Exercise prompt:
Take the listing and print it in full, exactly as given.

Dataset:

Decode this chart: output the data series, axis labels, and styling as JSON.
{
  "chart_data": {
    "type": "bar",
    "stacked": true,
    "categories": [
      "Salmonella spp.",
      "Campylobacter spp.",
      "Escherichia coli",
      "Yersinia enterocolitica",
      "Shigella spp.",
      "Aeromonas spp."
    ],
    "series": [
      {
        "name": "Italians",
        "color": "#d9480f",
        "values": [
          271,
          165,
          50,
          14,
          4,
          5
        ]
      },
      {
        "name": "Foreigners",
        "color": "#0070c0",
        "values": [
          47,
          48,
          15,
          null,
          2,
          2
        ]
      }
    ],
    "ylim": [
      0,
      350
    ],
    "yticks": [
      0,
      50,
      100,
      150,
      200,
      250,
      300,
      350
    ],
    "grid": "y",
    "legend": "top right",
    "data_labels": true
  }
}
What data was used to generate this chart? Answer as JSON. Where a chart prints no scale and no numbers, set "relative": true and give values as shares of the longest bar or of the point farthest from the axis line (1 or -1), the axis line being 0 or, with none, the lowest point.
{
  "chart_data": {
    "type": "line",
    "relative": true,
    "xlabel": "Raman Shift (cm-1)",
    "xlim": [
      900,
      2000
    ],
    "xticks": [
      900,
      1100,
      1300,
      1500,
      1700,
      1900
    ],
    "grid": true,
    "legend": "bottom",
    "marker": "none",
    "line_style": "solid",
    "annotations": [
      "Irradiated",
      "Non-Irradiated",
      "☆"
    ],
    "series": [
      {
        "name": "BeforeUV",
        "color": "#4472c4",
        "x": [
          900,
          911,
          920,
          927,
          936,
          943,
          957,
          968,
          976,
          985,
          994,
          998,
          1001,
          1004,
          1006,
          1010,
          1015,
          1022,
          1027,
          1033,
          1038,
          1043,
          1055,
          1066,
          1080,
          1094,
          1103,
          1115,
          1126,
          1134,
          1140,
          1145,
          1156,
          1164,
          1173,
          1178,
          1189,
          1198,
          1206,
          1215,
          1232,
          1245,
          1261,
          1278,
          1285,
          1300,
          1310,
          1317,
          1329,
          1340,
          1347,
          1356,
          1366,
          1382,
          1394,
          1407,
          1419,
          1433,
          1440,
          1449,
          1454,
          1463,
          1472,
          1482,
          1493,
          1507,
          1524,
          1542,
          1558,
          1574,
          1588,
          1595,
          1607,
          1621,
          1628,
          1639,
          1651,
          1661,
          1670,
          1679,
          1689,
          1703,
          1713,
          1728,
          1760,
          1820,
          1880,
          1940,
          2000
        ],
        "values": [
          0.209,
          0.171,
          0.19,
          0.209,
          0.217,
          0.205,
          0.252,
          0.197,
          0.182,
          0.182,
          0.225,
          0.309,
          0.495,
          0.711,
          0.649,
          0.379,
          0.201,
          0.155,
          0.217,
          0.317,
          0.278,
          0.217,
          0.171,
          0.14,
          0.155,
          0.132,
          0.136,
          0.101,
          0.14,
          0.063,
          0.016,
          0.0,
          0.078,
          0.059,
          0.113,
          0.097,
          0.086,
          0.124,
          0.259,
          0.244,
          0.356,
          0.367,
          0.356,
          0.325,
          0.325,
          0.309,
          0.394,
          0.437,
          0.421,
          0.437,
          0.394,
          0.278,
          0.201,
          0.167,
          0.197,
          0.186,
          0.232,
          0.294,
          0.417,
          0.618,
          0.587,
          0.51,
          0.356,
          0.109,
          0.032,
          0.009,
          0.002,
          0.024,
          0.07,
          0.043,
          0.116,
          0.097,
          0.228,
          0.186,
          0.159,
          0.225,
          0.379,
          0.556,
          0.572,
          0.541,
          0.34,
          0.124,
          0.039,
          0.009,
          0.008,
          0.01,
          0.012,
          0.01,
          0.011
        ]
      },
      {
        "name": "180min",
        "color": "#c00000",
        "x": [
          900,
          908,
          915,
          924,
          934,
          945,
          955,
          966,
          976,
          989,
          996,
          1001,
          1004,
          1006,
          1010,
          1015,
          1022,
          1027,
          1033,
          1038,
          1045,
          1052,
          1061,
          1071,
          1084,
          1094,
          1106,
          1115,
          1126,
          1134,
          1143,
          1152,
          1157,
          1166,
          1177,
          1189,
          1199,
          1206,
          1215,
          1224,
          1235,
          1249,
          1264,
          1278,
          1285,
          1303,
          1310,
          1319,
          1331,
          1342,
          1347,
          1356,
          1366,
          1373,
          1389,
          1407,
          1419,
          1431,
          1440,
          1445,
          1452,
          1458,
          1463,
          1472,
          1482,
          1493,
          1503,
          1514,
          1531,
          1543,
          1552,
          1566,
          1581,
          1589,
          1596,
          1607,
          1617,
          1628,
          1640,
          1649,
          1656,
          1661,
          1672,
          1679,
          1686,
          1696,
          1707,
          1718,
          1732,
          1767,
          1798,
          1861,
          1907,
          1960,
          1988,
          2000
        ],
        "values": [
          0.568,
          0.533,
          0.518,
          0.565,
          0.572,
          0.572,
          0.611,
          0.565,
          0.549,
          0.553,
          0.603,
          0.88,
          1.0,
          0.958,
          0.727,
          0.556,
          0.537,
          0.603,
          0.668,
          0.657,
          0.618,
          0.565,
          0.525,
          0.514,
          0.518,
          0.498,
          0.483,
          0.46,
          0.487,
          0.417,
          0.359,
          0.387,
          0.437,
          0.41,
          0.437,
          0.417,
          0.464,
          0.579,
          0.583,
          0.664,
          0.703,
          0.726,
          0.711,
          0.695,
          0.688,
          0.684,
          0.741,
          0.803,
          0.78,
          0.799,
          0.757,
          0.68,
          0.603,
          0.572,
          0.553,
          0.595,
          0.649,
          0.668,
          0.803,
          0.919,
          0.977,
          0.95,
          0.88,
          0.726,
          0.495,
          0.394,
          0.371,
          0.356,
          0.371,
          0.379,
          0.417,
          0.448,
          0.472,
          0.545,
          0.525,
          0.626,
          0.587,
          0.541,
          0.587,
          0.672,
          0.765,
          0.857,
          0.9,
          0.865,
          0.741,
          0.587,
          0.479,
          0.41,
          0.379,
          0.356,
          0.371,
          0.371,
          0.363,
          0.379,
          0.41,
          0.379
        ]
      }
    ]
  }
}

Written reply:
Decode this chart: output the data series, axis labels, and styling as JSON.
{
  "chart_data": {
    "type": "bar",
    "stacked": true,
    "categories": [
      "Salmonella spp.",
      "Campylobacter spp.",
      "Escherichia coli",
      "Yersinia enterocolitica",
      "Shigella spp.",
      "Aeromonas spp."
    ],
    "series": [
      {
        "name": "Italians",
        "color": "#d9480f",
        "values": [
          271,
          165,
          50,
          14,
          4,
          5
        ]
      },
      {
        "name": "Foreigners",
        "color": "#0070c0",
        "values": [
          47,
          48,
          15,
          null,
          2,
          2
        ]
      }
    ],
    "ylim": [
      0,
      350
    ],
    "yticks": [
      0,
      50,
      100,
      150,
      200,
      250,
      300,
      350
    ],
    "grid": "y",
    "legend": "top right",
    "data_labels": true
  }
}
What data was used to generate this chart? Answer as JSON. Where a chart prints no scale and no numbers, set "relative": true and give values as shares of the longest bar or of the point farthest from the axis line (1 or -1), the axis line being 0 or, with none, the lowest point.
{
  "chart_data": {
    "type": "line",
    "relative": true,
    "xlabel": "Raman Shift (cm-1)",
    "xlim": [
      900,
      2000
    ],
    "xticks": [
      900,
      1100,
      1300,
      1500,
      1700,
      1900
    ],
    "grid": true,
    "legend": "bottom",
    "marker": "none",
    "line_style": "solid",
    "annotations": [
      "Irradiated",
      "Non-Irradiated",
      "☆"
    ],
    "series": [
      {
        "name": "BeforeUV",
        "color": "#4472c4",
        "x": [
          900,
          911,
          920,
          927,
          936,
          943,
          957,
          968,
          976,
          985,
          994,
          998,
          1001,
          1004,
          1006,
          1010,
          1015,
          1022,
          1027,
          1033,
          1038,
          1043,
          1055,
          1066,
          1080,
          1094,
          1103,
          1115,
          1126,
          1134,
          1140,
          1145,
          1156,
          1164,
          1173,
          1178,
          1189,
          1198,
          1206,
          1215,
          1232,
          1245,
          1261,
          1278,
          1285,
          1300,
          1310,
          1317,
          1329,
          1340,
          1347,
          1356,
          1366,
          1382,
          1394,
          1407,
          1419,
          1433,
          1440,
          1449,
          1454,
          1463,
          1472,
          1482,
          1493,
          1507,
          1524,
          1542,
          1558,
          1574,
          1588,
          1595,
          1607,
          1621,
          1628,
          1639,
          1651,
          1661,
          1670,
          1679,
          1689,
          1703,
          1713,
          1728,
          1760,
          1820,
          1880,
          1940,
          2000
        ],
        "values": [
          0.209,
          0.171,
          0.19,
          0.209,
          0.217,
          0.205,
          0.252,
          0.197,
          0.182,
          0.182,
          0.225,
          0.309,
          0.495,
          0.711,
          0.649,
          0.379,
          0.201,
          0.155,
          0.217,
          0.317,
          0.278,
          0.217,
          0.171,
          0.14,
          0.155,
          0.132,
          0.136,
          0.101,
          0.14,
          0.063,
          0.016,
          0.0,
          0.078,
          0.059,
          0.113,
          0.097,
          0.086,
          0.124,
          0.259,
          0.244,
          0.356,
          0.367,
          0.356,
          0.325,
          0.325,
          0.309,
          0.394,
          0.437,
          0.421,
          0.437,
          0.394,
          0.278,
          0.201,
          0.167,
          0.197,
          0.186,
          0.232,
          0.294,
          0.417,
          0.618,
          0.587,
          0.51,
          0.356,
          0.109,
          0.032,
          0.009,
          0.002,
          0.024,
          0.07,
          0.043,
          0.116,
          0.097,
          0.228,
          0.186,
          0.159,
          0.225,
          0.379,
          0.556,
          0.572,
          0.541,
          0.34,
          0.124,
          0.039,
          0.009,
          0.008,
          0.01,
          0.012,
          0.01,
          0.011
        ]
      },
      {
        "name": "180min",
        "color": "#c00000",
        "x": [
          900,
          908,
          915,
          924,
          934,
          945,
          955,
          966,
          976,
          989,
          996,
          1001,
          1004,
          1006,
          1010,
          1015,
          1022,
          1027,
          1033,
          1038,
          1045,
          1052,
          1061,
          1071,
          1084,
          1094,
          1106,
          1115,
          1126,
          1134,
          1143,
          1152,
          1157,
          1166,
          1177,
          1189,
          1199,
          1206,
          1215,
          1224,
          1235,
          1249,
          1264,
          1278,
          1285,
          1303,
          1310,
          1319,
          1331,
          1342,
          1347,
          1356,
          1366,
          1373,
          1389,
          1407,
          1419,
          1431,
          1440,
          1445,
          1452,
          1458,
          1463,
          1472,
          1482,
          1493,
          1503,
          1514,
          1531,
          1543,
          1552,
          1566,
          1581,
          1589,
          1596,
          1607,
          1617,
          1628,
          1640,
          1649,
          1656,
          1661,
          1672,
          1679,
          1686,
          1696,
          1707,
          1718,
          1732,
          1767,
          1798,
          1861,
          1907,
          1960,
          1988,
          2000
        ],
        "values": [
          0.568,
          0.533,
          0.518,
          0.565,
          0.572,
          0.572,
          0.611,
          0.565,
          0.549,
          0.553,
          0.603,
          0.88,
          1.0,
          0.958,
          0.727,
          0.556,
          0.537,
          0.603,
          0.668,
          0.657,
          0.618,
          0.565,
          0.525,
          0.514,
          0.518,
          0.498,
          0.483,
          0.46,
          0.487,
          0.417,
          0.359,
          0.387,
          0.437,
          0.41,
          0.437,
          0.417,
          0.464,
          0.579,
          0.583,
          0.664,
          0.703,
          0.726,
          0.711,
          0.695,
          0.688,
          0.684,
          0.741,
          0.803,
          0.78,
          0.799,
          0.757,
          0.68,
          0.603,
          0.572,
          0.553,
          0.595,
          0.649,
          0.668,
          0.803,
          0.919,
          0.977,
          0.95,
          0.88,
          0.726,
          0.495,
          0.394,
          0.371,
          0.356,
          0.371,
          0.379,
          0.417,
          0.448,
          0.472,
          0.545,
          0.525,
          0.626,
          0.587,
          0.541,
          0.587,
          0.672,
          0.765,
          0.857,
          0.9,
          0.865,
          0.741,
          0.587,
          0.479,
          0.41,
          0.379,
          0.356,
          0.371,
          0.371,
          0.363,
          0.379,
          0.41,
          0.379
        ]
      }
    ]
  }
}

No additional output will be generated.